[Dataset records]
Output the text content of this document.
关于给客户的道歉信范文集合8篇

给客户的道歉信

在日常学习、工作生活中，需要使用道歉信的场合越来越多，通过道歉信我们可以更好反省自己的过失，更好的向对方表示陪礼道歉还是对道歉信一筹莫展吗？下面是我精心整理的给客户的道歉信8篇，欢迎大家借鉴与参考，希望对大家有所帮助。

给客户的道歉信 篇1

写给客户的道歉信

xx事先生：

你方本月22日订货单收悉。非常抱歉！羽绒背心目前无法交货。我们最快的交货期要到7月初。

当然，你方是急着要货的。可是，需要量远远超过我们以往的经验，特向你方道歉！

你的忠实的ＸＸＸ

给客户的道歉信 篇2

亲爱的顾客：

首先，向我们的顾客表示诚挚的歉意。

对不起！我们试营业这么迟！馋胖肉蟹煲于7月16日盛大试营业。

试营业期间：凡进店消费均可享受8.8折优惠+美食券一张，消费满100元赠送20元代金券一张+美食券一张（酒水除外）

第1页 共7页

==

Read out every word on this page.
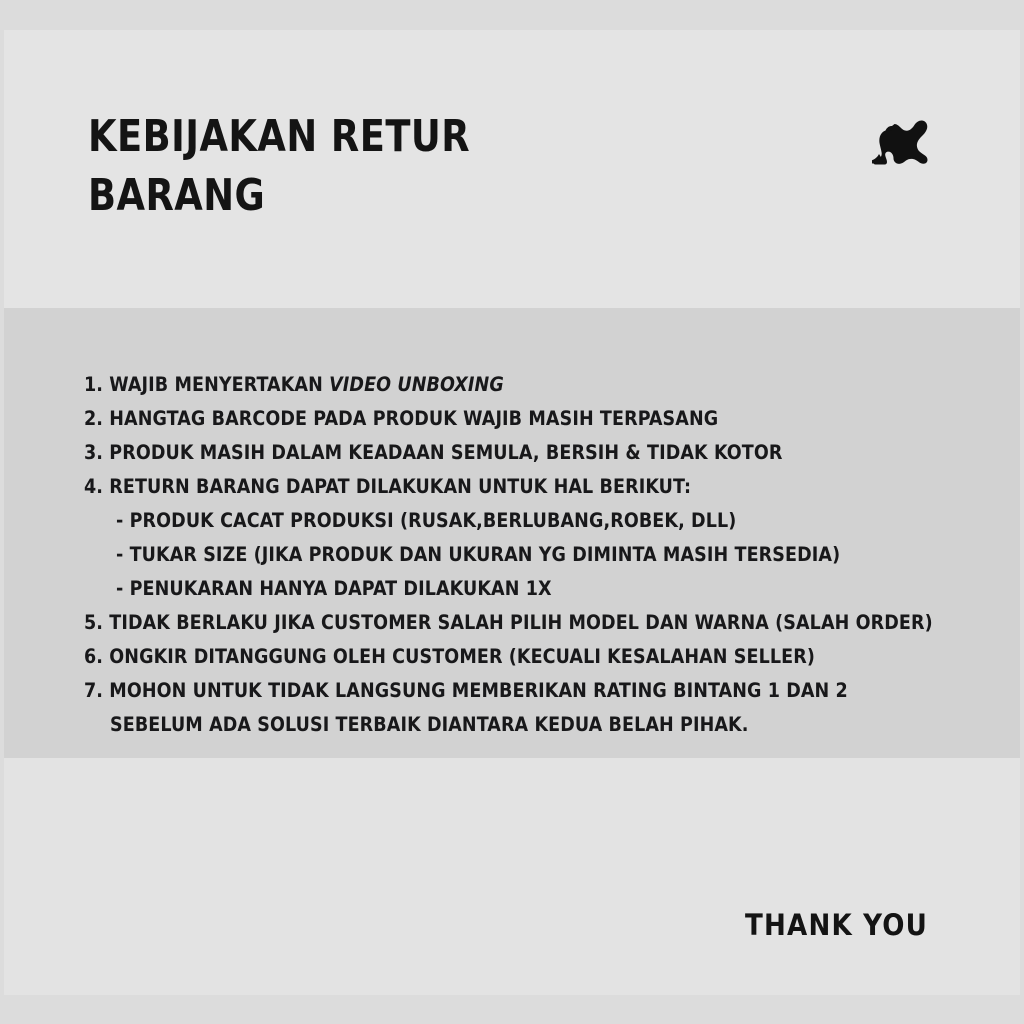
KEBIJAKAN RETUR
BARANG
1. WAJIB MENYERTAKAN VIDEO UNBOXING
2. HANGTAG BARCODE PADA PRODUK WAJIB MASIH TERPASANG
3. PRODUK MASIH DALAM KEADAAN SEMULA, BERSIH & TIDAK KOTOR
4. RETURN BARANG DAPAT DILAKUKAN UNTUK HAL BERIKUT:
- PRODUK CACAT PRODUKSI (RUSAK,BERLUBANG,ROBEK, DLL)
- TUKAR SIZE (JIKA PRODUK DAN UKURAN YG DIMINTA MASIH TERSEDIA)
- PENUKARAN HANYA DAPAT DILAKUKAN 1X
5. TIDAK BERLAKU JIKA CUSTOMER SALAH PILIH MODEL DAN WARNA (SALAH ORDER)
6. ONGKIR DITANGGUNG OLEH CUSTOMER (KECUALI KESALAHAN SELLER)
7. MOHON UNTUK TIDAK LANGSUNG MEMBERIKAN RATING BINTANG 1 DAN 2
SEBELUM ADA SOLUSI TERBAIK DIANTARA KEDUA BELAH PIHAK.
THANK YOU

■ TASK DIRECTIONS: Each line in the material either holds the string "UNTUK" or does not. State how many do, and nothing else.

■ OUTPUT BELOW: 2